[DIRECTIONS FOR THIS TASK] Find and copy lines holding "style".

[DATA LINES]

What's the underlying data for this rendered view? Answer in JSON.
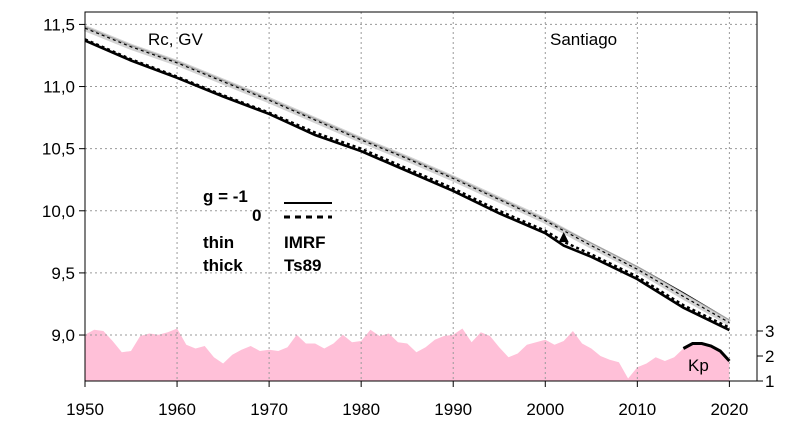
{
  "chart_data": {
    "type": "line",
    "annotations": {
      "top_left": "Rc, GV",
      "top_right": "Santiago",
      "kp_label": "Kp"
    },
    "legend": {
      "g_row1": "g  = -1",
      "g_row2": "0",
      "thin": "thin",
      "thick": "thick",
      "imrf": "IMRF",
      "ts89": "Ts89"
    },
    "x_ticks": [
      "1950",
      "1960",
      "1970",
      "1980",
      "1990",
      "2000",
      "2010",
      "2020"
    ],
    "y_ticks": [
      "9,0",
      "9,5",
      "10,0",
      "10,5",
      "11,0",
      "11,5"
    ],
    "kp_ticks": [
      "1",
      "2",
      "3"
    ],
    "xlim": [
      1950,
      2023
    ],
    "ylim": [
      8.63,
      11.6
    ],
    "kp_lim": [
      1,
      3.2
    ],
    "series": [
      {
        "style": "thin-solid",
        "x": [
          1950,
          1955,
          1960,
          1965,
          1970,
          1975,
          1980,
          1985,
          1990,
          1995,
          2000,
          2005,
          2010,
          2015,
          2020
        ],
        "values": [
          11.48,
          11.33,
          11.2,
          11.05,
          10.9,
          10.74,
          10.58,
          10.43,
          10.27,
          10.1,
          9.93,
          9.74,
          9.55,
          9.34,
          9.12
        ]
      },
      {
        "style": "thin-dashed",
        "x": [
          1950,
          1955,
          1960,
          1965,
          1970,
          1975,
          1980,
          1985,
          1990,
          1995,
          2000,
          2005,
          2010,
          2015,
          2020
        ],
        "values": [
          11.47,
          11.32,
          11.19,
          11.04,
          10.89,
          10.73,
          10.57,
          10.42,
          10.26,
          10.09,
          9.92,
          9.72,
          9.53,
          9.31,
          9.1
        ]
      },
      {
        "style": "thick-dashed",
        "x": [
          1950,
          1955,
          1960,
          1965,
          1970,
          1975,
          1980,
          1985,
          1990,
          1995,
          2000,
          2002,
          2005,
          2010,
          2015,
          2020
        ],
        "values": [
          11.38,
          11.22,
          11.08,
          10.93,
          10.79,
          10.63,
          10.5,
          10.34,
          10.18,
          10.0,
          9.84,
          9.75,
          9.65,
          9.47,
          9.24,
          9.06
        ]
      },
      {
        "style": "thick-solid",
        "x": [
          1950,
          1955,
          1960,
          1965,
          1970,
          1975,
          1980,
          1985,
          1990,
          1995,
          2000,
          2002,
          2005,
          2010,
          2015,
          2020
        ],
        "values": [
          11.37,
          11.21,
          11.07,
          10.92,
          10.78,
          10.61,
          10.48,
          10.32,
          10.16,
          9.98,
          9.82,
          9.72,
          9.63,
          9.45,
          9.22,
          9.04
        ]
      }
    ],
    "kp_series": {
      "x": [
        1950,
        1951,
        1952,
        1953,
        1954,
        1955,
        1956,
        1957,
        1958,
        1959,
        1960,
        1961,
        1962,
        1963,
        1964,
        1965,
        1966,
        1967,
        1968,
        1969,
        1970,
        1971,
        1972,
        1973,
        1974,
        1975,
        1976,
        1977,
        1978,
        1979,
        1980,
        1981,
        1982,
        1983,
        1984,
        1985,
        1986,
        1987,
        1988,
        1989,
        1990,
        1991,
        1992,
        1993,
        1994,
        1995,
        1996,
        1997,
        1998,
        1999,
        2000,
        2001,
        2002,
        2003,
        2004,
        2005,
        2006,
        2007,
        2008,
        2009,
        2010,
        2011,
        2012,
        2013,
        2014,
        2015,
        2016,
        2017,
        2018,
        2019,
        2020
      ],
      "values": [
        2.85,
        3.05,
        3.0,
        2.6,
        2.15,
        2.2,
        2.8,
        2.9,
        2.85,
        2.95,
        3.1,
        2.45,
        2.3,
        2.4,
        1.95,
        1.7,
        2.05,
        2.25,
        2.4,
        2.2,
        2.25,
        2.2,
        2.35,
        2.85,
        2.5,
        2.5,
        2.3,
        2.5,
        2.85,
        2.55,
        2.6,
        3.05,
        2.8,
        2.9,
        2.55,
        2.5,
        2.15,
        2.35,
        2.65,
        2.8,
        2.85,
        3.1,
        2.55,
        2.95,
        2.8,
        2.35,
        1.95,
        2.1,
        2.45,
        2.55,
        2.65,
        2.45,
        2.6,
        3.0,
        2.5,
        2.3,
        2.0,
        1.85,
        1.75,
        1.1,
        1.55,
        1.7,
        1.95,
        1.8,
        1.95,
        2.3,
        2.5,
        2.5,
        2.4,
        2.2,
        1.8
      ]
    },
    "triangle_marker": {
      "x": 2002,
      "y": 9.78
    },
    "grid": true
  }
}
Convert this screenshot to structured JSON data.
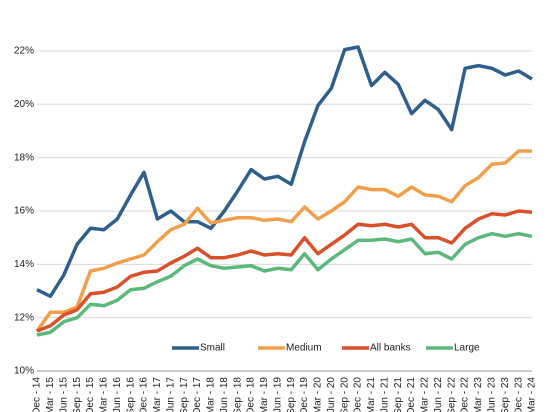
{
  "chart_data": {
    "type": "line",
    "categories": [
      "Dec - 14",
      "Mar - 15",
      "Jun - 15",
      "Sep - 15",
      "Dec - 15",
      "Mar - 16",
      "Jun - 16",
      "Sep - 16",
      "Dec - 16",
      "Mar - 17",
      "Jun - 17",
      "Sep - 17",
      "Dec - 17",
      "Mar - 18",
      "Jun - 18",
      "Sep - 18",
      "Dec - 18",
      "Mar - 19",
      "Jun - 19",
      "Sep - 19",
      "Dec - 19",
      "Mar - 20",
      "Jun - 20",
      "Sep - 20",
      "Dec - 20",
      "Mar - 21",
      "Jun - 21",
      "Sep - 21",
      "Dec - 21",
      "Mar - 22",
      "Jun - 22",
      "Sep - 22",
      "Dec - 22",
      "Mar - 23",
      "Jun - 23",
      "Sep - 23",
      "Dec - 23",
      "Mar - 24"
    ],
    "series": [
      {
        "name": "Small",
        "color": "#2f5f8c",
        "values": [
          13.05,
          12.8,
          13.6,
          14.75,
          15.35,
          15.3,
          15.7,
          16.6,
          17.45,
          15.7,
          16.0,
          15.6,
          15.6,
          15.35,
          16.0,
          16.75,
          17.55,
          17.2,
          17.3,
          17.0,
          18.6,
          19.95,
          20.6,
          22.05,
          22.15,
          20.7,
          21.2,
          20.75,
          19.65,
          20.15,
          19.8,
          19.05,
          21.35,
          21.45,
          21.35,
          21.1,
          21.25,
          20.95
        ]
      },
      {
        "name": "Medium",
        "color": "#f0a04b",
        "values": [
          11.5,
          12.2,
          12.2,
          12.4,
          13.75,
          13.85,
          14.05,
          14.2,
          14.35,
          14.85,
          15.3,
          15.5,
          16.1,
          15.55,
          15.65,
          15.75,
          15.75,
          15.65,
          15.7,
          15.6,
          16.15,
          15.7,
          16.0,
          16.35,
          16.9,
          16.8,
          16.8,
          16.55,
          16.9,
          16.6,
          16.55,
          16.35,
          16.95,
          17.25,
          17.75,
          17.8,
          18.25,
          18.25
        ]
      },
      {
        "name": "All banks",
        "color": "#d9512b",
        "values": [
          11.5,
          11.7,
          12.1,
          12.3,
          12.9,
          12.95,
          13.15,
          13.55,
          13.7,
          13.75,
          14.05,
          14.3,
          14.6,
          14.25,
          14.25,
          14.35,
          14.5,
          14.35,
          14.4,
          14.35,
          15.0,
          14.4,
          14.75,
          15.1,
          15.5,
          15.45,
          15.5,
          15.4,
          15.5,
          15.0,
          15.0,
          14.8,
          15.35,
          15.7,
          15.9,
          15.85,
          16.0,
          15.95
        ]
      },
      {
        "name": "Large",
        "color": "#5cb87b",
        "values": [
          11.35,
          11.45,
          11.85,
          12.0,
          12.5,
          12.45,
          12.65,
          13.05,
          13.1,
          13.35,
          13.55,
          13.95,
          14.2,
          13.95,
          13.85,
          13.9,
          13.95,
          13.75,
          13.85,
          13.8,
          14.4,
          13.8,
          14.2,
          14.55,
          14.9,
          14.9,
          14.95,
          14.85,
          14.95,
          14.4,
          14.45,
          14.2,
          14.75,
          15.0,
          15.15,
          15.05,
          15.15,
          15.05
        ]
      }
    ],
    "ylim": [
      10,
      23
    ],
    "yticks": [
      {
        "value": 10,
        "label": "10%"
      },
      {
        "value": 12,
        "label": "12%"
      },
      {
        "value": 14,
        "label": "14%"
      },
      {
        "value": 16,
        "label": "16%"
      },
      {
        "value": 18,
        "label": "18%"
      },
      {
        "value": 20,
        "label": "20%"
      },
      {
        "value": 22,
        "label": "22%"
      }
    ],
    "grid": true,
    "legend": "bottom"
  }
}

[ANSWER TO THIS EXERCISE]
        "style": "thin-solid",
        "style": "thin-dashed",
        "style": "thick-dashed",
        "style": "thick-solid",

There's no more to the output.